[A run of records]
· · ·
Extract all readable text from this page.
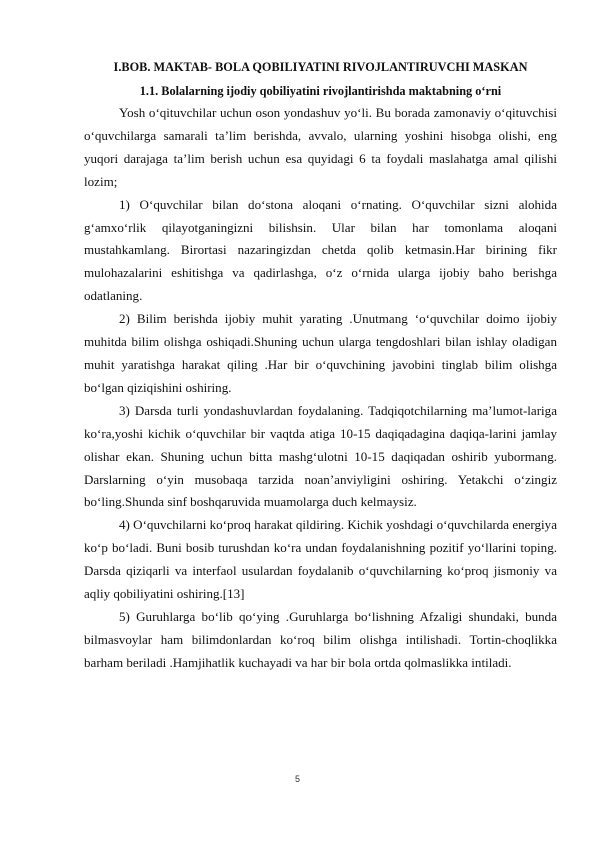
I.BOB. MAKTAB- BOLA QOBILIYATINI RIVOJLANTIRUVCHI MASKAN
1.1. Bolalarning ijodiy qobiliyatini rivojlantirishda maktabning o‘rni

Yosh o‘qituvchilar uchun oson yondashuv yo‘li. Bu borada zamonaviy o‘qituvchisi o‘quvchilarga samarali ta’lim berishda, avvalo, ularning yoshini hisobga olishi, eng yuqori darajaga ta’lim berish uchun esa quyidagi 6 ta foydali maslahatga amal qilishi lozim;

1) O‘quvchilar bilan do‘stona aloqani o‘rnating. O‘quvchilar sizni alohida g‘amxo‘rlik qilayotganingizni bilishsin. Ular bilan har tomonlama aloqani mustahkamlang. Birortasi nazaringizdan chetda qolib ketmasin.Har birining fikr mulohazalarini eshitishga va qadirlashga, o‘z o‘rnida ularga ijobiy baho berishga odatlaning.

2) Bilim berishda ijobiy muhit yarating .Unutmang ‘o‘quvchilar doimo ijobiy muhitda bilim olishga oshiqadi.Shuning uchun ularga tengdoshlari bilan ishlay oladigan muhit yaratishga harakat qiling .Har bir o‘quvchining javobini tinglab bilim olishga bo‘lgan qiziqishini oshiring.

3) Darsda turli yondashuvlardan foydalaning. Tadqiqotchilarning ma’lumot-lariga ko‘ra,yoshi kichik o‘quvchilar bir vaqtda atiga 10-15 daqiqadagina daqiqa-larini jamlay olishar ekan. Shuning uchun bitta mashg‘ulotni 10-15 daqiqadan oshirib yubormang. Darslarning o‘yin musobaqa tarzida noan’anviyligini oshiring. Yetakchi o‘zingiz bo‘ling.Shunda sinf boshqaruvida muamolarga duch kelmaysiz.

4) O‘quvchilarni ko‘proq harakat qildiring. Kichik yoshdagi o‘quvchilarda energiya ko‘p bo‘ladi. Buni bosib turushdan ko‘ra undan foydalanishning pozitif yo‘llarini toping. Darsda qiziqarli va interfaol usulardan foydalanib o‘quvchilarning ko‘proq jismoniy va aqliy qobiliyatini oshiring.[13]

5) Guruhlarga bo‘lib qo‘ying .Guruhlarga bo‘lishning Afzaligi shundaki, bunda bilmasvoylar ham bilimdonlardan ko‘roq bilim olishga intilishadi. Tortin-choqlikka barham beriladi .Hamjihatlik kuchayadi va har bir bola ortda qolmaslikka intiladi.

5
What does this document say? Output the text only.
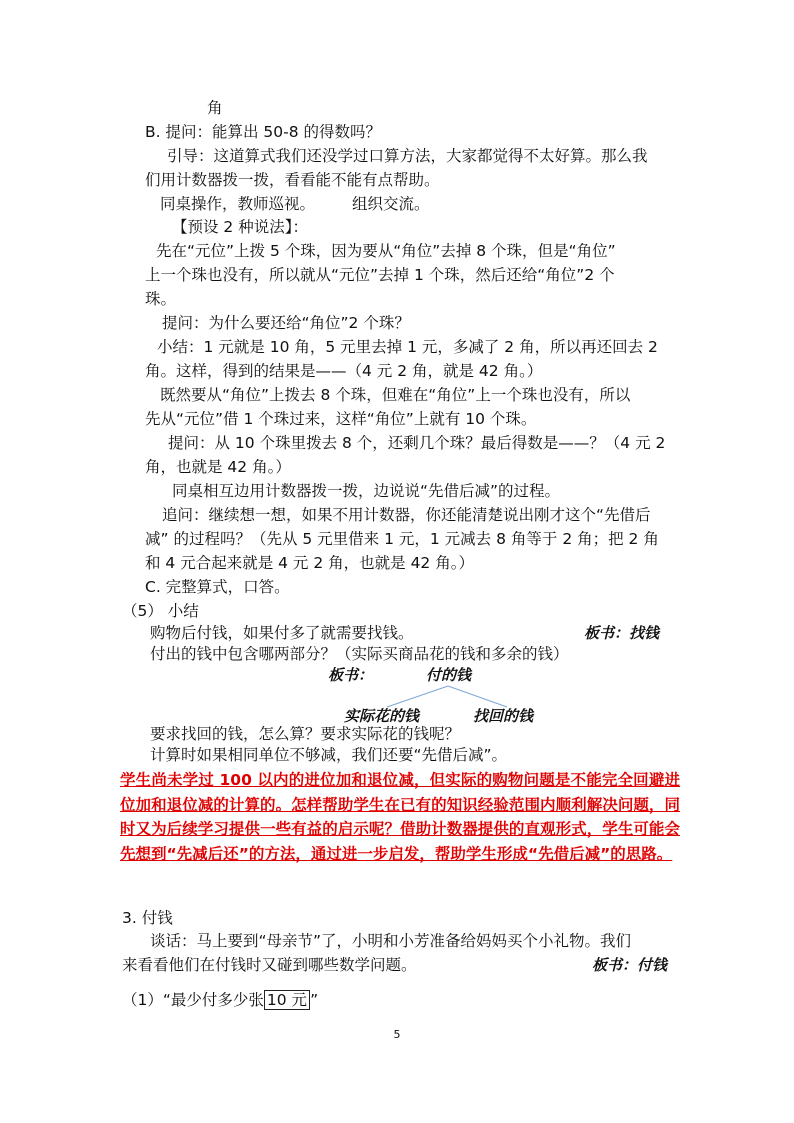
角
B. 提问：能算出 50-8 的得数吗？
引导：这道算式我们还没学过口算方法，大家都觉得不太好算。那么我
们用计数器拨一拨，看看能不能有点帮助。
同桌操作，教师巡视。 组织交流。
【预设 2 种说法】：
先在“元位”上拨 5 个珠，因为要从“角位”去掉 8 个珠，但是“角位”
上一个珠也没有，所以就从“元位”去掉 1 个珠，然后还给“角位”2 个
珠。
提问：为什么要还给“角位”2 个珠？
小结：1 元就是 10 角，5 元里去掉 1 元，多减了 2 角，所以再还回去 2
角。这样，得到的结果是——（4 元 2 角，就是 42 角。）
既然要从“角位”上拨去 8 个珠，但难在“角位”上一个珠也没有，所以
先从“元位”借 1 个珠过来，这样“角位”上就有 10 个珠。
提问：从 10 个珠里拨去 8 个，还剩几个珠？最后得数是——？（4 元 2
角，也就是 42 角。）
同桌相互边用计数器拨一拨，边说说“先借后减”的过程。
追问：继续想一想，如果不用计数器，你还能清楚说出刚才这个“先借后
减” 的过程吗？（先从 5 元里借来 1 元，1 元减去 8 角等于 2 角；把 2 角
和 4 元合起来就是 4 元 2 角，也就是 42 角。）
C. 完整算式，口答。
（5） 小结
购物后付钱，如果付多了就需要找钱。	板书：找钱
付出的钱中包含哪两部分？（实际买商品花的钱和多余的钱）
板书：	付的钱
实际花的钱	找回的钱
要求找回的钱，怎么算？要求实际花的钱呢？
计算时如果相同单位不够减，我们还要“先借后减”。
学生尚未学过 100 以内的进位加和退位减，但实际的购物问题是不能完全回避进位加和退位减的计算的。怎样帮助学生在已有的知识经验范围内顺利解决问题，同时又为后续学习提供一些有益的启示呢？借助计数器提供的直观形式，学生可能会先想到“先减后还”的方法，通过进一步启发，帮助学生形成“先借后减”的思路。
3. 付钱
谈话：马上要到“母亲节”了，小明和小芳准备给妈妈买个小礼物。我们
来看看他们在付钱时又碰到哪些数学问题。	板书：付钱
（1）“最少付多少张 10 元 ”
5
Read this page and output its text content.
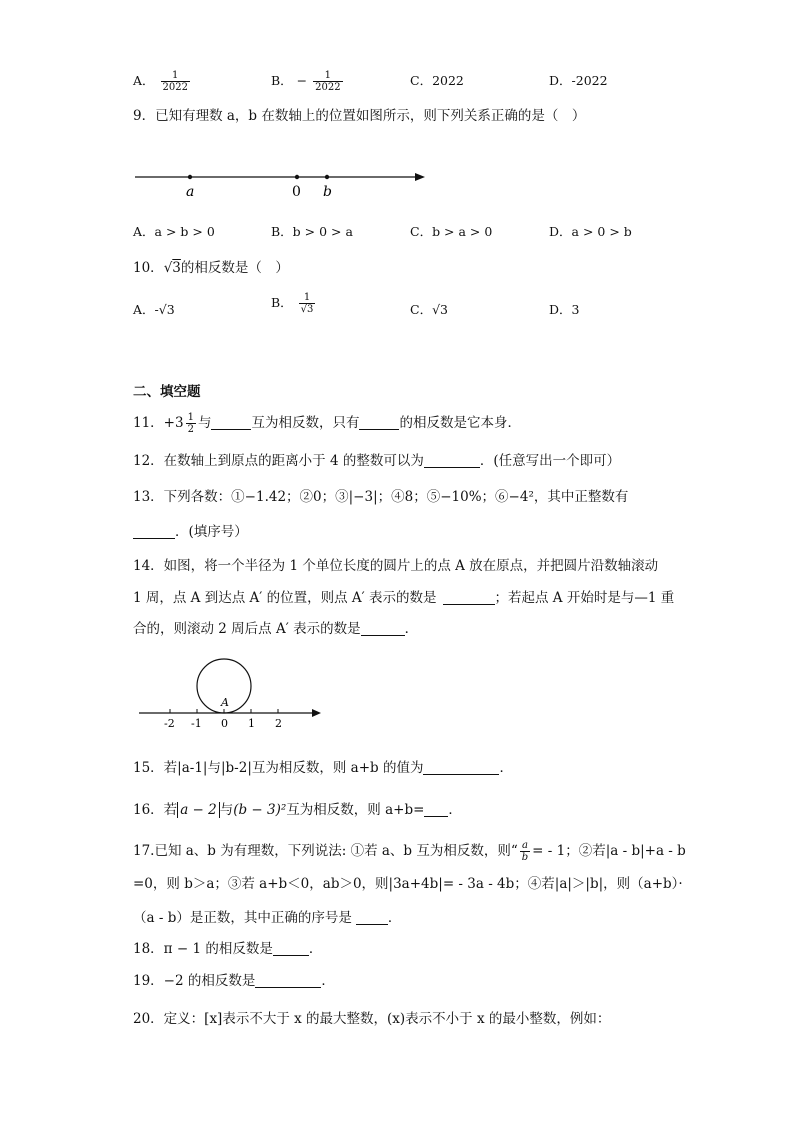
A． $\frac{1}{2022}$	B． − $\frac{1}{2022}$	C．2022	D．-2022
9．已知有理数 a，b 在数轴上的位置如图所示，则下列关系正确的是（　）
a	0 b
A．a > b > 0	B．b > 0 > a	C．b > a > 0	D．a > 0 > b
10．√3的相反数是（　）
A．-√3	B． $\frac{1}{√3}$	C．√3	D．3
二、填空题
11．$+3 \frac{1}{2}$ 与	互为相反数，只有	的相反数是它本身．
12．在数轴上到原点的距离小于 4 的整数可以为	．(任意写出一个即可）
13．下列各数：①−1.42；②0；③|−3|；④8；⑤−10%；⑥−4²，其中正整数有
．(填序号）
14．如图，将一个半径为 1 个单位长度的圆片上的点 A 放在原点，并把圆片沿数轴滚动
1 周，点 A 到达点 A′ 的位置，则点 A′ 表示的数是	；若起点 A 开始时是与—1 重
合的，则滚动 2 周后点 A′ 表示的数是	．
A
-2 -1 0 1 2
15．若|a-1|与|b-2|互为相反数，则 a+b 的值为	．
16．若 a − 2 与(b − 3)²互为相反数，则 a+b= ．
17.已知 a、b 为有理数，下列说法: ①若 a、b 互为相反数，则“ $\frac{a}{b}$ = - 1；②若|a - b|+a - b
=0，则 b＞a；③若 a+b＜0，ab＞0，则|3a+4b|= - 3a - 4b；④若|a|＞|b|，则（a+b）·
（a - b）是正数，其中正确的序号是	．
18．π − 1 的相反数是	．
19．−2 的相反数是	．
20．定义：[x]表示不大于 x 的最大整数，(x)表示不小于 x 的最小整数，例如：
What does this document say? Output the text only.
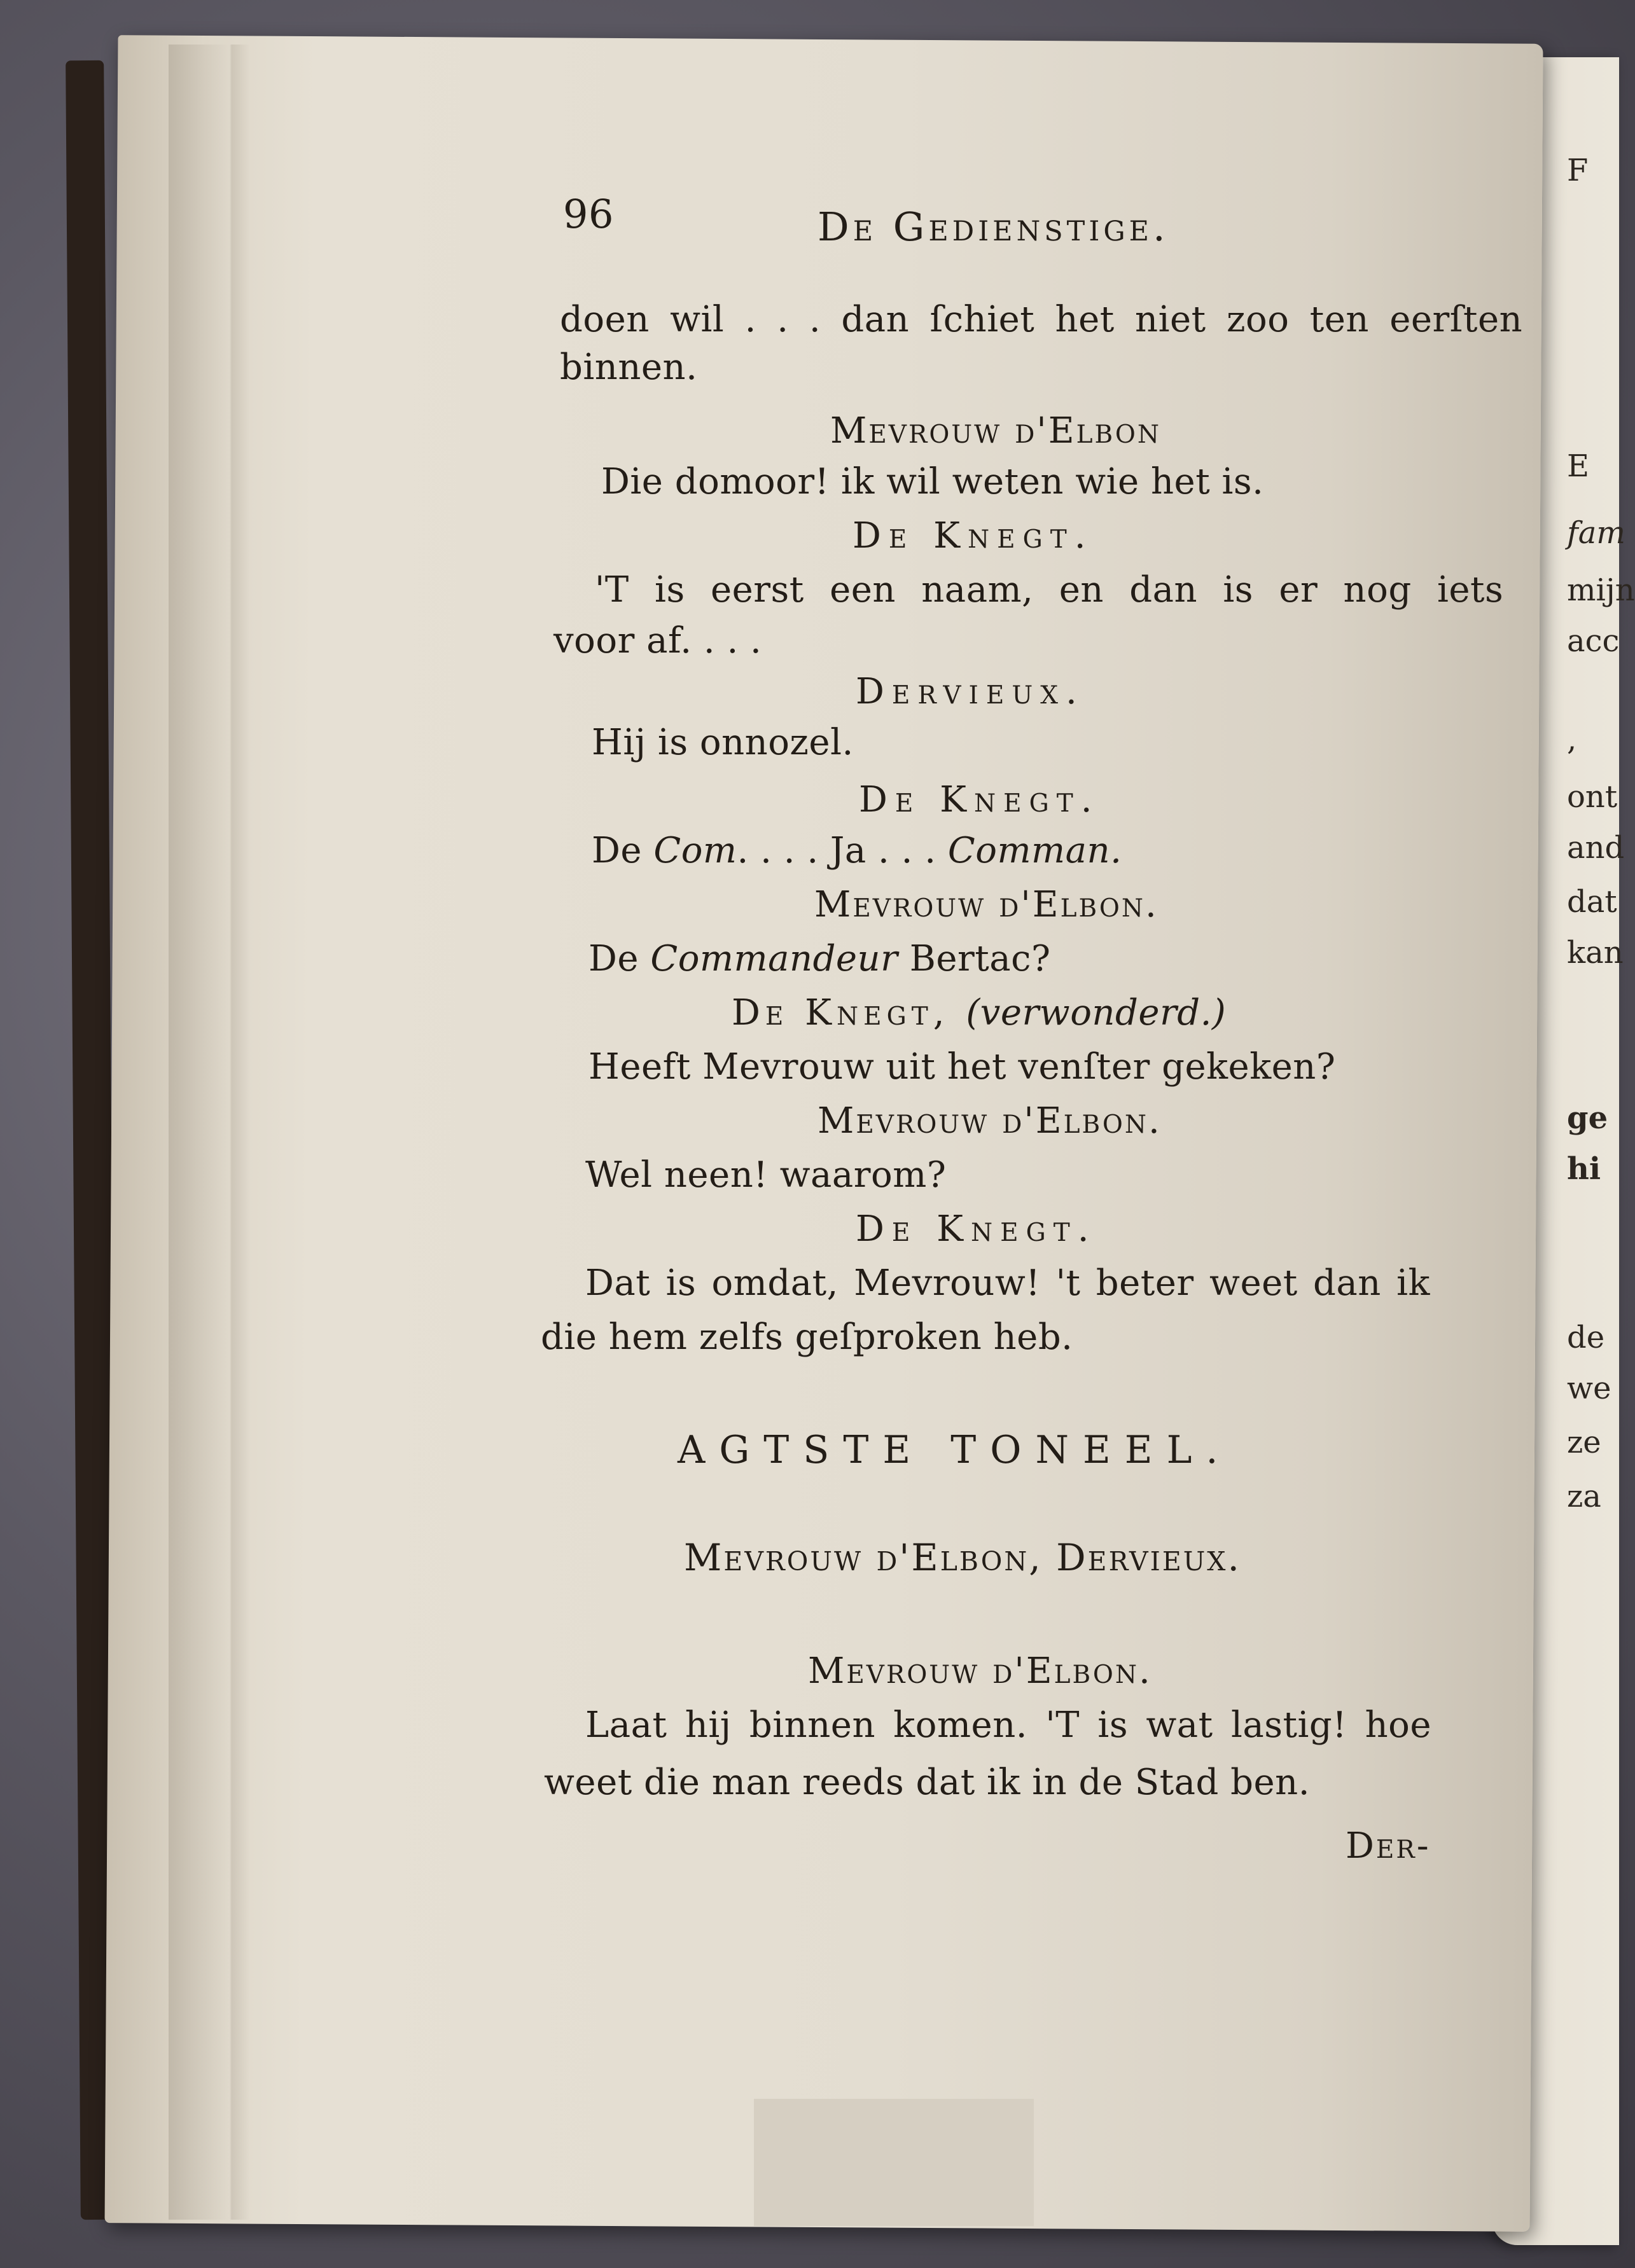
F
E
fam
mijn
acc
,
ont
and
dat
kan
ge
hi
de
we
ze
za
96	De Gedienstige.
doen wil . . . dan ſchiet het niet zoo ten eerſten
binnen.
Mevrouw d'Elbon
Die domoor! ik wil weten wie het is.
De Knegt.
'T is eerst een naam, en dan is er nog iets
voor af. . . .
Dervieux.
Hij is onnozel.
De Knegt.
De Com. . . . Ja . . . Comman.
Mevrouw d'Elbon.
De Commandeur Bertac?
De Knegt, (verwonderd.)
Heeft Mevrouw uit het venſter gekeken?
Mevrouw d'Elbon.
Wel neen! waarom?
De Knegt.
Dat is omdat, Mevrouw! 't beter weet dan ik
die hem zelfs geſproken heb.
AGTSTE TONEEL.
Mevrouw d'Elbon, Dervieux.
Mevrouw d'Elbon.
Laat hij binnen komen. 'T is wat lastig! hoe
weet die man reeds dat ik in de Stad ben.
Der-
· · ·
> **Directions**: Give only the number of lines in the data that hold the word "bilan".

> **Exercise response**: 2